▸ **Directives**
(A) Translate this sentence from the dictionary entry on the word fechter into Spanish: "He is to take the King's heart to the Holy Land."
(B) Go on with the dictionary entry on the word fechter from the point where it stops.

▸ **Supplied text**
-- Begin --
This entry has not been updated since then but may contain minor corrections and revisions.

FECHTER, n. Sc. form of Eng. fighter.

1. As in Eng., one who fights, a champion. Phr. a bonnie fechter, a bonny fighter, an intrepid fighter, often applied to a zealot, a disputatious person. The phr. seems to have originated in the Stevenson quot. below.Lth. 1768 W. Wilkie Fables 120:
A Hare's nae fechter ye maun mind.
Ayr. 1848 J. Ramsay Woodnotes 46:
Newmilns' dog-fechters hae come down.
Sc. 1886 Stevenson Kidnapped x.:
“O, man,” he cried in a kind of ecstasy, “am I no a bonny fighter?”
Kcb. 1894 Crockett Raiders xvii.:
Ye are a braw lad an' a bonny bit fechter, but ye want the judgment.
Dmf. 1912 J. L. Waugh Robbie Doo 43:
He was a left-haunded fechter.
Bnff. 1917 E. S. Rae Pte. J. M'Pherson 1:
He wis famous as a fechter Fin the skweel wan oot at nicht.
Sc. 1946 Scots Mag. (May) 137:
Sir James Douglas — man, he's a bonny fechter. He is to take the King's heart to the Holy Land.
Sc. 1976 Roderick Watson True History on the Walls 23:
Whaur are aa the skeelie singers
That I drank wi in my time,
Drouthie talkers, bonnie fechters,
Sae free wi love an breid an wine?
m.Sc. 1986 Colin Mackay The Song of the Forest 46:
"Will you just look at us now. Aye, what a row of bonny fighters! Fight, is it? ... "
-- End --
▸ **Data lines**
-- Begin --
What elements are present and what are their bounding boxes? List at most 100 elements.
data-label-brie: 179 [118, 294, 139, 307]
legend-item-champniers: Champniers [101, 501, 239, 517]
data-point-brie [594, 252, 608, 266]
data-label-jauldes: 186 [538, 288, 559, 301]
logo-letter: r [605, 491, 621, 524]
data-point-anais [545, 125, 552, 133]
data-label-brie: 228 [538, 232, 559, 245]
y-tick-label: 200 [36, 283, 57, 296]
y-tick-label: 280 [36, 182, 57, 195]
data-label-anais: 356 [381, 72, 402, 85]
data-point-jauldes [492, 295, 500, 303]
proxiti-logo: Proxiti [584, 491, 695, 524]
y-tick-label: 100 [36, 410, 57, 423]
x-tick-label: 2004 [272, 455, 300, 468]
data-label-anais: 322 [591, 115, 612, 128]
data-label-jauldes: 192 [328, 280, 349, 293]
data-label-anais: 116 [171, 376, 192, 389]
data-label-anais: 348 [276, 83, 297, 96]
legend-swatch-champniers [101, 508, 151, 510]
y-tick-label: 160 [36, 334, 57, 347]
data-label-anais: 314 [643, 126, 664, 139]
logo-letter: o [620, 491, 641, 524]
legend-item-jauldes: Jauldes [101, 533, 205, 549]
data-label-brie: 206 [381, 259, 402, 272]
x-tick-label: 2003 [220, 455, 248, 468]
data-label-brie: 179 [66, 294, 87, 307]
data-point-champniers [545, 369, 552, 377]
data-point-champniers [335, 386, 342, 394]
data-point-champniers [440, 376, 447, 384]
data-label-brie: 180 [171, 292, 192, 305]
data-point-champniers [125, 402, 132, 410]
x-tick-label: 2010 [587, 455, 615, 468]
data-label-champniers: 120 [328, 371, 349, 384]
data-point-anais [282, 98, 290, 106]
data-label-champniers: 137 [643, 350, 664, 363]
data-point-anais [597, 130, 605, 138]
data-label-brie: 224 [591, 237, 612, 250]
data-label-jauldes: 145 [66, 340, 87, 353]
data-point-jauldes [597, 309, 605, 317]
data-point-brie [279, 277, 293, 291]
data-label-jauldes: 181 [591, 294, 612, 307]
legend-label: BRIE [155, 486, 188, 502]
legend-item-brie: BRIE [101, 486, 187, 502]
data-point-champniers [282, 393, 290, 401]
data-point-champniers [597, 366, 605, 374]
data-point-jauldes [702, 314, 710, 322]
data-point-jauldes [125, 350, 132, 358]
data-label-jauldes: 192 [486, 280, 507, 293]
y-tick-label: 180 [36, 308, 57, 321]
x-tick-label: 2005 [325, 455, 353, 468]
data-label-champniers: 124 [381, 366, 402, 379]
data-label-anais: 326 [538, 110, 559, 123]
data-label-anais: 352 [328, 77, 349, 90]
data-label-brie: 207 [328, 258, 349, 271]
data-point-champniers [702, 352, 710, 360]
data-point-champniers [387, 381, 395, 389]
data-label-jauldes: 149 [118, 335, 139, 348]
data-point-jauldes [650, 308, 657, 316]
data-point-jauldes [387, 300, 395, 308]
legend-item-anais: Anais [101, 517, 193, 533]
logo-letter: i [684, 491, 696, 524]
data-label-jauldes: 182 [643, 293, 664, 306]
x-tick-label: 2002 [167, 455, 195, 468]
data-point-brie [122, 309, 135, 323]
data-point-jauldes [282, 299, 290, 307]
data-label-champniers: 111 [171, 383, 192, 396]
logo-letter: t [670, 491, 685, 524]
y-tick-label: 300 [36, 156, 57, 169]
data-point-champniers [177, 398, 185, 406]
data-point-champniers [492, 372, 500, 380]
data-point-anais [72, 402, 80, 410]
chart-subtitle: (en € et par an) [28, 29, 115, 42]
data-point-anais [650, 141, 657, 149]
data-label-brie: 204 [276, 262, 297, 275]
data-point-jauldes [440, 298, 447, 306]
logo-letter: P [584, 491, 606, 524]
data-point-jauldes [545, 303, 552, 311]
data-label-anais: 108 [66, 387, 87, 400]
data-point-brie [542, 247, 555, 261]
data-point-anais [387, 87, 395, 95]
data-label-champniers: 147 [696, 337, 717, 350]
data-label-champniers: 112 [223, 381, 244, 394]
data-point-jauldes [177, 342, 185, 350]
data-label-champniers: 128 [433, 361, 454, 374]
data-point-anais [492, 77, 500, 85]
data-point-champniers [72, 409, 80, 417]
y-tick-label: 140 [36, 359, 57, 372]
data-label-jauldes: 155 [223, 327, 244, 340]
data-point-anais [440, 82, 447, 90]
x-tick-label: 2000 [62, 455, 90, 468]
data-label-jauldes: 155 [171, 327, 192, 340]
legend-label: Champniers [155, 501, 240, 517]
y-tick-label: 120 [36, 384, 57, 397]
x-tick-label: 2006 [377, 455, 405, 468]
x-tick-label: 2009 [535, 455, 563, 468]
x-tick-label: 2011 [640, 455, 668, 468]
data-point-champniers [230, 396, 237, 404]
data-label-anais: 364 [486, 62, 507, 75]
-- End --
▸ **The responses**
(A) Él ha de llevar el corazón del Rey a Tierra Santa.

(B)
wm.Sc. 1991 Liz Lochhead Bagpipe Muzak 43:
They called her a 'bonny fechter'. I know it off by heart because everybody's been stuffing that blinking cutting down my throat till I'm fed up looking at it ...
m.Sc. 1992 Scotsman 22 Sep 12:
Janey Buchan, the retiring Labour MEP for Glasgow, is nothing if not a bonny fechter. Grown men have been reduced to tears under her lacerating wit and barbed humour.
Abd. 2000 Herald 23 Oct 20:
It sounds like she's one of those bonnie fechters who have battered down the doors of male priviledge.

2. In pl.: the flower stems of the ribgrass, Plantago lanceolata, struck against one another by children in a contest to knock the flower-heads off (sw.Sc. 1896 Garden Wk. No. cxiv. iii.; Ags. 1950). Cf. Eng. dial. fighting-cocks, id., and Fechtie.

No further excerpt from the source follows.